──────── Passage

In addition, the Asset Management segment of the Encavis Group is engaged with two wind parks in the United Kingdom and one in Sweden, which is also outside the eurozone. No foreign currency risks arise from these engagements since Encavis does not own the installations but only manages them for third parties.
Encavis proactively minimises the risk by continuously monitoring the performance of the British pound and the Danish krone and being prepared to enter into hedging arrangements as and when required, as successfully done in the leadup to the Brexit decision.
The mezzanine capital contract with Gothaer Versicherungen from November 2014 contains standard covenants on compliance with defined financial ratios. There is always the risk of a breach of these covenants, which, in principle, would entitle the holder to immediately call in the mezzanine capital paid out. This would result in a substantial burden on the financial performance, financial position and net assets of Encavis.
In addition, the solar and wind park project companies normally raise project funding for the development and construction of their installation. These contracts also contain covenants that must be complied with by the relevant project company. Encavis mitigates financial risk for the Group by ensuring that financing banks at project company level do not have access to any companies other than the borrower. For this reason, financing arrangements are generally on a non-recourse basis, in which the collateral for the bank is limited to the park in question. A violation of the covenants contained in these contracts could result in the early termination of the respective loan agreement by the financing bank, which would in turn cause the remainder of the borrowed amount to become due immediately. In order to minimise this risk, Encavis monitors all existing agreements and, in particular, compliance with any covenants they contain. This enables the company to recognise any undesirable developments at an early stage and manage them proactively before any contractually agreed covenants are breached.

────────────────

**Jobs:**
[A] According to the passage on Encavis's financial risks, what would suffer a substantial burden if the mezzanine capital were called in? List every item it names.
[B] Extend the passage on Encavis's financial risks with a few sentences that pick up after its final sentence.
The rows that follow are separate material with no connection to the passage on Encavis's financial risks.

──────── Stored records

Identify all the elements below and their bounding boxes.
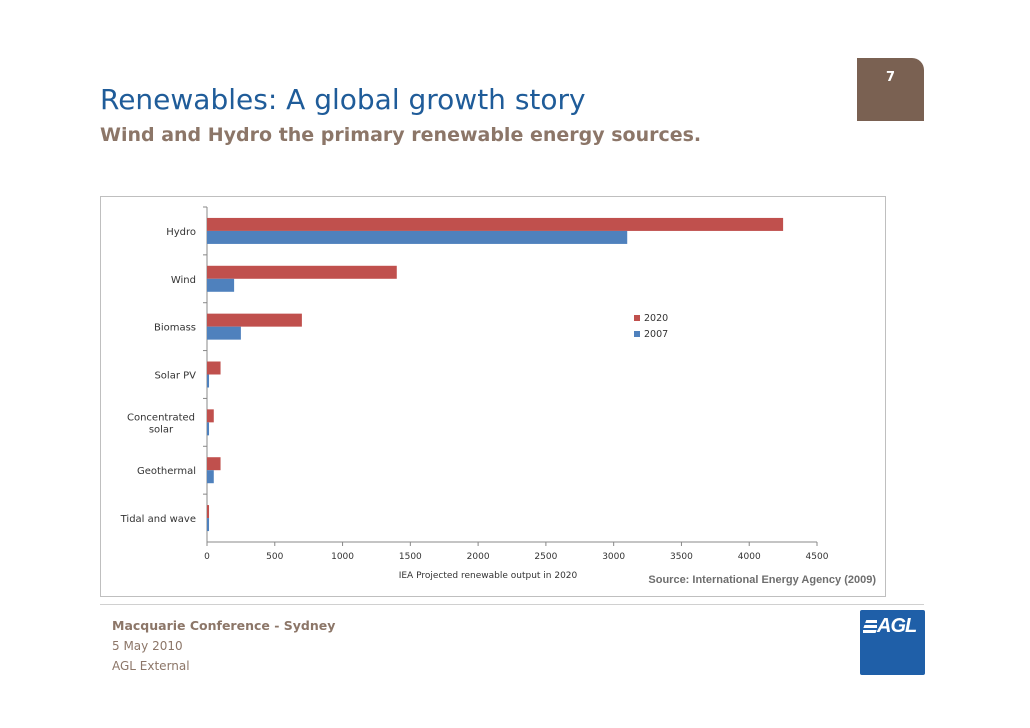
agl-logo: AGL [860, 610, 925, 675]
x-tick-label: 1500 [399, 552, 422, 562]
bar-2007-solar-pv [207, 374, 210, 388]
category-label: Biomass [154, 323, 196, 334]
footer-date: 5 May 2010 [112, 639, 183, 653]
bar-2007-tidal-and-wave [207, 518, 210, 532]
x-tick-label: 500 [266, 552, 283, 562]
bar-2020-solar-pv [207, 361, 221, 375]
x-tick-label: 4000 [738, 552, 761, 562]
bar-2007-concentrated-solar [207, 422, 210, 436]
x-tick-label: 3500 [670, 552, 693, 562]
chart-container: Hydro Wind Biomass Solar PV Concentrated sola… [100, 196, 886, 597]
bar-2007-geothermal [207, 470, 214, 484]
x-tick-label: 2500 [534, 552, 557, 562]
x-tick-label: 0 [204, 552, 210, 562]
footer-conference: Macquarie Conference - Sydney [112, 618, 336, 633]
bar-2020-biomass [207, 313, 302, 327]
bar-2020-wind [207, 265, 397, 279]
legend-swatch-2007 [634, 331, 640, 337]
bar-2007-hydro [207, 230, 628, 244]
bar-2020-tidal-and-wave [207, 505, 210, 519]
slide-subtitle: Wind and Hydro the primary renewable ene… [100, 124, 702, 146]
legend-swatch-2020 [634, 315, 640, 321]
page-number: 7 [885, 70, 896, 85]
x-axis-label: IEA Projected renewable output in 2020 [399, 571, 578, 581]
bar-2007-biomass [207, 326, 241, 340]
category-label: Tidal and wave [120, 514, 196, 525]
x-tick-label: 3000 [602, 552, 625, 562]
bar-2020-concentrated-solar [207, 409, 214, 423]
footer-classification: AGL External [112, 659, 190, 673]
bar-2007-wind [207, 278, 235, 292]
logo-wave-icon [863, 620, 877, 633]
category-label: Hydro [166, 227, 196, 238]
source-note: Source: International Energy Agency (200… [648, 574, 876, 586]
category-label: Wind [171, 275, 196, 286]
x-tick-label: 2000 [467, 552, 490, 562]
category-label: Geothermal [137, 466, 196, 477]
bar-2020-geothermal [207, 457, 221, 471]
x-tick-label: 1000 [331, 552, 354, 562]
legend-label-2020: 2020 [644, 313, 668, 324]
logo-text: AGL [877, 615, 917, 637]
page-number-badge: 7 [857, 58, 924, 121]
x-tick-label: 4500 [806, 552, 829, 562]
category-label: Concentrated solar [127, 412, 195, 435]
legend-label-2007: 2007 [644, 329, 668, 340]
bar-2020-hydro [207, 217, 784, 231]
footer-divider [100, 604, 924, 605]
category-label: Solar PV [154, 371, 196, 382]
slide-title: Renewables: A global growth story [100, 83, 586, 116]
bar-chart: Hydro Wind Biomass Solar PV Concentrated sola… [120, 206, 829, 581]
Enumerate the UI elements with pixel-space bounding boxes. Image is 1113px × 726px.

────────────────
──────── Stored records

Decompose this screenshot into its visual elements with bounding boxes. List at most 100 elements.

────────────────

**Answer set:**
[A] The financial performance, the financial position, and the net assets of Encavis.

[B]
The financing strategy of the Encavis Group for the acquisition of suitable wind and solar parks includes a borrowing portion in the form of loans, but the consolidated equity ratio of the Encavis Group should not fall below the target figure of 24 % (since the application of IFRS 16; previously 25 %). The solar parks and wind parks are financed with loans at both fixed and variable interest rates with maturities of up to 19 years. The company's calculations factor in substantial interest rises once fixed-interest periods expire. Any rises following the expiry of fixed-interest periods above and beyond those allowed for in the calculations may reduce the profitability of some solar parks or wind parks. The company does consider appropriate interest rate hedging instruments, known as interest rate swaps, for variable-rate loans, as they allow reliable calculation and planning in the long term.
Working capital and guaranteed lines of credit in place with standard market interest rates and maturities are also in place. The currently low levels of interest rates contribute to an overall very moderate interest rate risk. According to the announcement by the European Central Bank, monetary policy in the eurozone will remain expansive for the time being.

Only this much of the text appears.